● What the task requires: Narrow the data below down to the lines containing "hatten".

Stored data:
++++++++++

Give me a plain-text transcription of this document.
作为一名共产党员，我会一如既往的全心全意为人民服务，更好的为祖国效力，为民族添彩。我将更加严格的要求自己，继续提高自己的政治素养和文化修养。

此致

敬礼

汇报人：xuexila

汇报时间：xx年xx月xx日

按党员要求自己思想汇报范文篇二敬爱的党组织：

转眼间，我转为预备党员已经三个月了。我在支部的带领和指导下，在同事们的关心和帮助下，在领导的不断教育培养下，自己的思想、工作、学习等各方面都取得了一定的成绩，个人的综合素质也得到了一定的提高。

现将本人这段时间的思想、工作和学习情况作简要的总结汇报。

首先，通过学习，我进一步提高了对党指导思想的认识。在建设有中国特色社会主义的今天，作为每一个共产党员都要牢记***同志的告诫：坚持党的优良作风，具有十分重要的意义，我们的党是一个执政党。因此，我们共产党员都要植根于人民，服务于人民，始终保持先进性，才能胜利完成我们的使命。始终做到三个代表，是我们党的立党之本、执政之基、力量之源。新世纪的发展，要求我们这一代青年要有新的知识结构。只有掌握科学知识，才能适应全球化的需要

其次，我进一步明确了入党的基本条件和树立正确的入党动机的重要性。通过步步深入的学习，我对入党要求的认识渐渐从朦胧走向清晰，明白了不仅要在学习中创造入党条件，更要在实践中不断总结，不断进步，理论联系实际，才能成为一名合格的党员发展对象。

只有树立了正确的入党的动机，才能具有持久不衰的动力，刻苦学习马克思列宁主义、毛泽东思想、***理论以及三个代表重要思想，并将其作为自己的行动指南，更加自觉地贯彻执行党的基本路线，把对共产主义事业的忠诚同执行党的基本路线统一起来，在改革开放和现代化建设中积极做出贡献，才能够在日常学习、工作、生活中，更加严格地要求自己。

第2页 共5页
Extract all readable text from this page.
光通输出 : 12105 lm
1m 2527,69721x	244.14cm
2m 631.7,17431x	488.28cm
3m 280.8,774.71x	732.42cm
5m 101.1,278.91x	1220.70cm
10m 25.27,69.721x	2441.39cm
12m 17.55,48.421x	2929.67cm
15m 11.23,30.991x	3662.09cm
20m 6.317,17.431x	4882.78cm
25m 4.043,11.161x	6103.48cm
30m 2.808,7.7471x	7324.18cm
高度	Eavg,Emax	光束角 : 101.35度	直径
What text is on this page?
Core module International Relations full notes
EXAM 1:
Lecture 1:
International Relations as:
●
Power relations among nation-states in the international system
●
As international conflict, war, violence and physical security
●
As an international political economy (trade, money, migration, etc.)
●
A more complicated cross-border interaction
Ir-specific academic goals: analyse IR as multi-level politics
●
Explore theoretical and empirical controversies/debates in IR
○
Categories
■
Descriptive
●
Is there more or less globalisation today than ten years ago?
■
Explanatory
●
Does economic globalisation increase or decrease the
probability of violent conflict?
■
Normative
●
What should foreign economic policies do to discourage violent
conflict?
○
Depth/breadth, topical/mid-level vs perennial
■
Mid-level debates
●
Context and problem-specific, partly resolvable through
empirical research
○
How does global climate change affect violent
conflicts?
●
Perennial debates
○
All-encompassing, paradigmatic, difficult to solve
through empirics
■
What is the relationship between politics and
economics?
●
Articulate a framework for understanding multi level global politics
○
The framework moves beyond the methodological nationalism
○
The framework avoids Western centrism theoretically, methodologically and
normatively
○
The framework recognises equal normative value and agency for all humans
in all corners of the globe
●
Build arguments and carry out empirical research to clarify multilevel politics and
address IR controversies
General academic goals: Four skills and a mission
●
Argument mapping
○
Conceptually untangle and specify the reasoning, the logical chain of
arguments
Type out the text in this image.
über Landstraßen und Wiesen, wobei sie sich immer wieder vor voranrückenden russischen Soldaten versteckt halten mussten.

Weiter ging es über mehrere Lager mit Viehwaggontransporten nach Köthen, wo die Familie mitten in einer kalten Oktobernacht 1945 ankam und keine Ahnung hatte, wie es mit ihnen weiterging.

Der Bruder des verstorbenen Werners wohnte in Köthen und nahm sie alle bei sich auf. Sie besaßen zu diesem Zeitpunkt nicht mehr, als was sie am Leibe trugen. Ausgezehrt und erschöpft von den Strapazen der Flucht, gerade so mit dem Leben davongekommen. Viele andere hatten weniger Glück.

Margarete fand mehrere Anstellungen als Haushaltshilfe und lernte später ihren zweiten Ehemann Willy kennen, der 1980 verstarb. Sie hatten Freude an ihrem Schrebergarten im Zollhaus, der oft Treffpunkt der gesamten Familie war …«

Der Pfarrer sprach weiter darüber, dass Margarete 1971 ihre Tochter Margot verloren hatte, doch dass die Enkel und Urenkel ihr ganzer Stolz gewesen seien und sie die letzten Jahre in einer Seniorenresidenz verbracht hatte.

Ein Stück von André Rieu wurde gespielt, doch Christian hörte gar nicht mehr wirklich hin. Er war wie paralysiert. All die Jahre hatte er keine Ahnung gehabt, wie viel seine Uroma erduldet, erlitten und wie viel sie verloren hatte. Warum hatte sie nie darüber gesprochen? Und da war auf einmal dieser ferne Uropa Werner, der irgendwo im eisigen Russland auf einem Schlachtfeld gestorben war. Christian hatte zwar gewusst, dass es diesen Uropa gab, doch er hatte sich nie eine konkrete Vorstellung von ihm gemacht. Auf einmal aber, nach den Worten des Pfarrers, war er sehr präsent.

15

++++++++++

● Finished exercise:
Der Bruder des verstorbenen Werners wohnte in Köthen und nahm sie alle bei sich auf. Sie besaßen zu diesem Zeitpunkt nicht mehr, als was sie am Leibe trugen. Ausgezehrt und erschöpft von den Strapazen der Flucht, gerade so mit dem Leben davongekommen. Viele andere hatten weniger Glück.
Margarete fand mehrere Anstellungen als Haushaltshilfe und lernte später ihren zweiten Ehemann Willy kennen, der 1980 verstarb. Sie hatten Freude an ihrem Schrebergarten im Zollhaus, der oft Treffpunkt der gesamten Familie war …«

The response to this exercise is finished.